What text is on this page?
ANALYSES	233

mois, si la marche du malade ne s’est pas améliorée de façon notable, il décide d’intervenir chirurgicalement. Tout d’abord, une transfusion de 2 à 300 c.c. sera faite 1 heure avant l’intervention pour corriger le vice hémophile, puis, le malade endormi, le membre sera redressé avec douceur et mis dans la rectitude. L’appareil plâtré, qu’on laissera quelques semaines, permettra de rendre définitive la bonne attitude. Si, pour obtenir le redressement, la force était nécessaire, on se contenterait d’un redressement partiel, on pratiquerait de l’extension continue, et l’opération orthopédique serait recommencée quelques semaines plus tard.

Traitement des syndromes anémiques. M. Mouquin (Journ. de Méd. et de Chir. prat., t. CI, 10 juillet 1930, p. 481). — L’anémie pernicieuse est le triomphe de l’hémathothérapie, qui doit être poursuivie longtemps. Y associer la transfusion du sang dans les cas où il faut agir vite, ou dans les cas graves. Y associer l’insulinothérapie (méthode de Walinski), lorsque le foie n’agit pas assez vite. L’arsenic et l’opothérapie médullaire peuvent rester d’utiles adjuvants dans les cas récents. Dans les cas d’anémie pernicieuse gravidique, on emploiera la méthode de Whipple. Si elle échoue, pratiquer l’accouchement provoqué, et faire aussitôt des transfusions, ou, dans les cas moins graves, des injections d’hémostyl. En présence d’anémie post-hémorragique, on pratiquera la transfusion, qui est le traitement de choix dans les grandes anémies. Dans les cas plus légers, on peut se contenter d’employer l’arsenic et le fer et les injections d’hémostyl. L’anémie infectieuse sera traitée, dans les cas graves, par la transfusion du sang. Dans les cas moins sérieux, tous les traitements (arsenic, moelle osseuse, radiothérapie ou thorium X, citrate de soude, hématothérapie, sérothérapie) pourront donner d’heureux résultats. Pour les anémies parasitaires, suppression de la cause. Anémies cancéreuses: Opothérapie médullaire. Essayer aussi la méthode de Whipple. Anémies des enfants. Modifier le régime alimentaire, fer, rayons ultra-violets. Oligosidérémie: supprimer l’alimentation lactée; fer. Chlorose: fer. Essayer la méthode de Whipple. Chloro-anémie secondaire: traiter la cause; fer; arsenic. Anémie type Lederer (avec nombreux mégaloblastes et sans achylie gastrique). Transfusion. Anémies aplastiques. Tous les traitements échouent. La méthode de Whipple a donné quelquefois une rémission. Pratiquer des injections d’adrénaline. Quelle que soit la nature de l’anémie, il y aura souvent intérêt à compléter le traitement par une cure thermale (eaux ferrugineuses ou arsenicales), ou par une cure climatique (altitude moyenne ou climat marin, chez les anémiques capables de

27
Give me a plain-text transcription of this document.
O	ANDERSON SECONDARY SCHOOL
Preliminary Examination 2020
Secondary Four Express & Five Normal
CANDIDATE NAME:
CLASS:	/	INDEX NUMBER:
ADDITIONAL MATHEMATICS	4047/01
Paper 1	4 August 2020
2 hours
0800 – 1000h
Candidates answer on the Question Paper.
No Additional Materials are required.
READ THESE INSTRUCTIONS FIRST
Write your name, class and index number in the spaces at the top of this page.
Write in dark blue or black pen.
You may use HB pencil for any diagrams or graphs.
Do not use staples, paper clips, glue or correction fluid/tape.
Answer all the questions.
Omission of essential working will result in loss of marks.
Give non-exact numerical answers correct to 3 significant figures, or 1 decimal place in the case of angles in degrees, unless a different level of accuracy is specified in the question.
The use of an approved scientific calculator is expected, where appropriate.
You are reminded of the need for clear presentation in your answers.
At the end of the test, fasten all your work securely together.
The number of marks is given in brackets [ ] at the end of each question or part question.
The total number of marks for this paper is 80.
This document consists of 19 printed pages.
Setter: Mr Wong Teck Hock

──────

REQUIRED TASK — Only the lines from the one containing "Give me a plain-text" to the end of the listing belong in the output, each reproduced exactly.

OUTPUT OF THE TASK —
Give me a plain-text transcription of this document.
O	ANDERSON SECONDARY SCHOOL
Preliminary Examination 2020
Secondary Four Express & Five Normal
CANDIDATE NAME:
CLASS:	/	INDEX NUMBER:
ADDITIONAL MATHEMATICS	4047/01
Paper 1	4 August 2020
2 hours
0800 – 1000h
Candidates answer on the Question Paper.
No Additional Materials are required.
READ THESE INSTRUCTIONS FIRST
Write your name, class and index number in the spaces at the top of this page.
Write in dark blue or black pen.
You may use HB pencil for any diagrams or graphs.
Do not use staples, paper clips, glue or correction fluid/tape.
Answer all the questions.
Omission of essential working will result in loss of marks.
Give non-exact numerical answers correct to 3 significant figures, or 1 decimal place in the case of angles in degrees, unless a different level of accuracy is specified in the question.
The use of an approved scientific calculator is expected, where appropriate.
You are reminded of the need for clear presentation in your answers.
At the end of the test, fasten all your work securely together.
The number of marks is given in brackets [ ] at the end of each question or part question.
The total number of marks for this paper is 80.
This document consists of 19 printed pages.
Setter: Mr Wong Teck Hock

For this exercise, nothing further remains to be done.